| What is required |
Would you quote the material below in full and unchanged?

** start of Recorded information **

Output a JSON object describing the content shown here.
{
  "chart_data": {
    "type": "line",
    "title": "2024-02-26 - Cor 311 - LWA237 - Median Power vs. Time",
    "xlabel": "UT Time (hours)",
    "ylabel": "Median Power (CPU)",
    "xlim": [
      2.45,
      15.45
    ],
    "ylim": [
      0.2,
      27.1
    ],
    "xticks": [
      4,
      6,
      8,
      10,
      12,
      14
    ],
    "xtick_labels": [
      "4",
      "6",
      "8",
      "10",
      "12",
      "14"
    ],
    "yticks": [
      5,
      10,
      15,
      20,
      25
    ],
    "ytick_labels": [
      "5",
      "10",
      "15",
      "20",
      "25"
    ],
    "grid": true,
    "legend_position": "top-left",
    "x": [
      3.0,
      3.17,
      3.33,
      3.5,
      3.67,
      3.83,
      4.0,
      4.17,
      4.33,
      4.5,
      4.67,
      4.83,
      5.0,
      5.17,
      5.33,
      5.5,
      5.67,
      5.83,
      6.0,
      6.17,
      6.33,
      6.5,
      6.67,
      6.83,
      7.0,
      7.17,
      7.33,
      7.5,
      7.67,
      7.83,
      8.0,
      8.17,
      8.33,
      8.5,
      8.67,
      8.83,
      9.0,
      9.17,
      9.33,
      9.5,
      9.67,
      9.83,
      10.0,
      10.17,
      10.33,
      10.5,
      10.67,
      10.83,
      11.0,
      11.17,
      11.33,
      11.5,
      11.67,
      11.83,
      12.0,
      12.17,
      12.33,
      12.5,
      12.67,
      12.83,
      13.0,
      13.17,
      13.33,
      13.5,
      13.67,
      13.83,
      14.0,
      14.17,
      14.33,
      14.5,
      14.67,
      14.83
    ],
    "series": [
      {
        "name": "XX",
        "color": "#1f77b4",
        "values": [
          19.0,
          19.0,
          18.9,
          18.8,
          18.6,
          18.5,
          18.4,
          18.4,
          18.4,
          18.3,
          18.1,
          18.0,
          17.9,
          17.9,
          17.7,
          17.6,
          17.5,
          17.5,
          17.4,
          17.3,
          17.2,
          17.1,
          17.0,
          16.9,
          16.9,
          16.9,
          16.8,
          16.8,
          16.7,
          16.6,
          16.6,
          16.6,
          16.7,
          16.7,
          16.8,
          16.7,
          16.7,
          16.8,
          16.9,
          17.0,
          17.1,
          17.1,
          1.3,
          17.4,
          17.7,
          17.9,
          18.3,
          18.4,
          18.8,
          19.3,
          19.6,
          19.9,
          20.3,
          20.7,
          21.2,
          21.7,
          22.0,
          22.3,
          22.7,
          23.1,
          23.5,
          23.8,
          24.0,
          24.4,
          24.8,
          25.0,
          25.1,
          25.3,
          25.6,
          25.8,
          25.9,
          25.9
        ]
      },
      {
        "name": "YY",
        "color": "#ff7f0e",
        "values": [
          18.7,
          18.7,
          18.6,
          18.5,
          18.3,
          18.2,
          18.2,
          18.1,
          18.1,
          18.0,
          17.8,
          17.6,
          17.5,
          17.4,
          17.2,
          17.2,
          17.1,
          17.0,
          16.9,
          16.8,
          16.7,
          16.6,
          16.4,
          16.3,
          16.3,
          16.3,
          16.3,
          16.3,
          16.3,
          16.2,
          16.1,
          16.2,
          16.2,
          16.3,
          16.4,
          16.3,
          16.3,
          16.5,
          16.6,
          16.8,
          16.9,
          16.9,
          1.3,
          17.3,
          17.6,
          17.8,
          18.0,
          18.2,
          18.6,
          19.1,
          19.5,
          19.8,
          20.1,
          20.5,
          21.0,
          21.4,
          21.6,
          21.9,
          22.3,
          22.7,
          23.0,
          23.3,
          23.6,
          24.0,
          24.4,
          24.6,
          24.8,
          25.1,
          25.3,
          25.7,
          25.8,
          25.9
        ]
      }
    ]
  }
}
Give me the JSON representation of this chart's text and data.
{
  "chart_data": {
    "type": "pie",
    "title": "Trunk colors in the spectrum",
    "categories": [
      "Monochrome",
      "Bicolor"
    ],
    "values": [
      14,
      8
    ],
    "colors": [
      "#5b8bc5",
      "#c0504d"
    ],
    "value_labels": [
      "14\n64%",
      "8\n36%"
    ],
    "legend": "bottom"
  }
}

** end of Recorded information **

| Solution for this task |
Output a JSON object describing the content shown here.
{
  "chart_data": {
    "type": "line",
    "title": "2024-02-26 - Cor 311 - LWA237 - Median Power vs. Time",
    "xlabel": "UT Time (hours)",
    "ylabel": "Median Power (CPU)",
    "xlim": [
      2.45,
      15.45
    ],
    "ylim": [
      0.2,
      27.1
    ],
    "xticks": [
      4,
      6,
      8,
      10,
      12,
      14
    ],
    "xtick_labels": [
      "4",
      "6",
      "8",
      "10",
      "12",
      "14"
    ],
    "yticks": [
      5,
      10,
      15,
      20,
      25
    ],
    "ytick_labels": [
      "5",
      "10",
      "15",
      "20",
      "25"
    ],
    "grid": true,
    "legend_position": "top-left",
    "x": [
      3.0,
      3.17,
      3.33,
      3.5,
      3.67,
      3.83,
      4.0,
      4.17,
      4.33,
      4.5,
      4.67,
      4.83,
      5.0,
      5.17,
      5.33,
      5.5,
      5.67,
      5.83,
      6.0,
      6.17,
      6.33,
      6.5,
      6.67,
      6.83,
      7.0,
      7.17,
      7.33,
      7.5,
      7.67,
      7.83,
      8.0,
      8.17,
      8.33,
      8.5,
      8.67,
      8.83,
      9.0,
      9.17,
      9.33,
      9.5,
      9.67,
      9.83,
      10.0,
      10.17,
      10.33,
      10.5,
      10.67,
      10.83,
      11.0,
      11.17,
      11.33,
      11.5,
      11.67,
      11.83,
      12.0,
      12.17,
      12.33,
      12.5,
      12.67,
      12.83,
      13.0,
      13.17,
      13.33,
      13.5,
      13.67,
      13.83,
      14.0,
      14.17,
      14.33,
      14.5,
      14.67,
      14.83
    ],
    "series": [
      {
        "name": "XX",
        "color": "#1f77b4",
        "values": [
          19.0,
          19.0,
          18.9,
          18.8,
          18.6,
          18.5,
          18.4,
          18.4,
          18.4,
          18.3,
          18.1,
          18.0,
          17.9,
          17.9,
          17.7,
          17.6,
          17.5,
          17.5,
          17.4,
          17.3,
          17.2,
          17.1,
          17.0,
          16.9,
          16.9,
          16.9,
          16.8,
          16.8,
          16.7,
          16.6,
          16.6,
          16.6,
          16.7,
          16.7,
          16.8,
          16.7,
          16.7,
          16.8,
          16.9,
          17.0,
          17.1,
          17.1,
          1.3,
          17.4,
          17.7,
          17.9,
          18.3,
          18.4,
          18.8,
          19.3,
          19.6,
          19.9,
          20.3,
          20.7,
          21.2,
          21.7,
          22.0,
          22.3,
          22.7,
          23.1,
          23.5,
          23.8,
          24.0,
          24.4,
          24.8,
          25.0,
          25.1,
          25.3,
          25.6,
          25.8,
          25.9,
          25.9
        ]
      },
      {
        "name": "YY",
        "color": "#ff7f0e",
        "values": [
          18.7,
          18.7,
          18.6,
          18.5,
          18.3,
          18.2,
          18.2,
          18.1,
          18.1,
          18.0,
          17.8,
          17.6,
          17.5,
          17.4,
          17.2,
          17.2,
          17.1,
          17.0,
          16.9,
          16.8,
          16.7,
          16.6,
          16.4,
          16.3,
          16.3,
          16.3,
          16.3,
          16.3,
          16.3,
          16.2,
          16.1,
          16.2,
          16.2,
          16.3,
          16.4,
          16.3,
          16.3,
          16.5,
          16.6,
          16.8,
          16.9,
          16.9,
          1.3,
          17.3,
          17.6,
          17.8,
          18.0,
          18.2,
          18.6,
          19.1,
          19.5,
          19.8,
          20.1,
          20.5,
          21.0,
          21.4,
          21.6,
          21.9,
          22.3,
          22.7,
          23.0,
          23.3,
          23.6,
          24.0,
          24.4,
          24.6,
          24.8,
          25.1,
          25.3,
          25.7,
          25.8,
          25.9
        ]
      }
    ]
  }
}
Give me the JSON representation of this chart's text and data.
{
  "chart_data": {
    "type": "pie",
    "title": "Trunk colors in the spectrum",
    "categories": [
      "Monochrome",
      "Bicolor"
    ],
    "values": [
      14,
      8
    ],
    "colors": [
      "#5b8bc5",
      "#c0504d"
    ],
    "value_labels": [
      "14\n64%",
      "8\n36%"
    ],
    "legend": "bottom"
  }
}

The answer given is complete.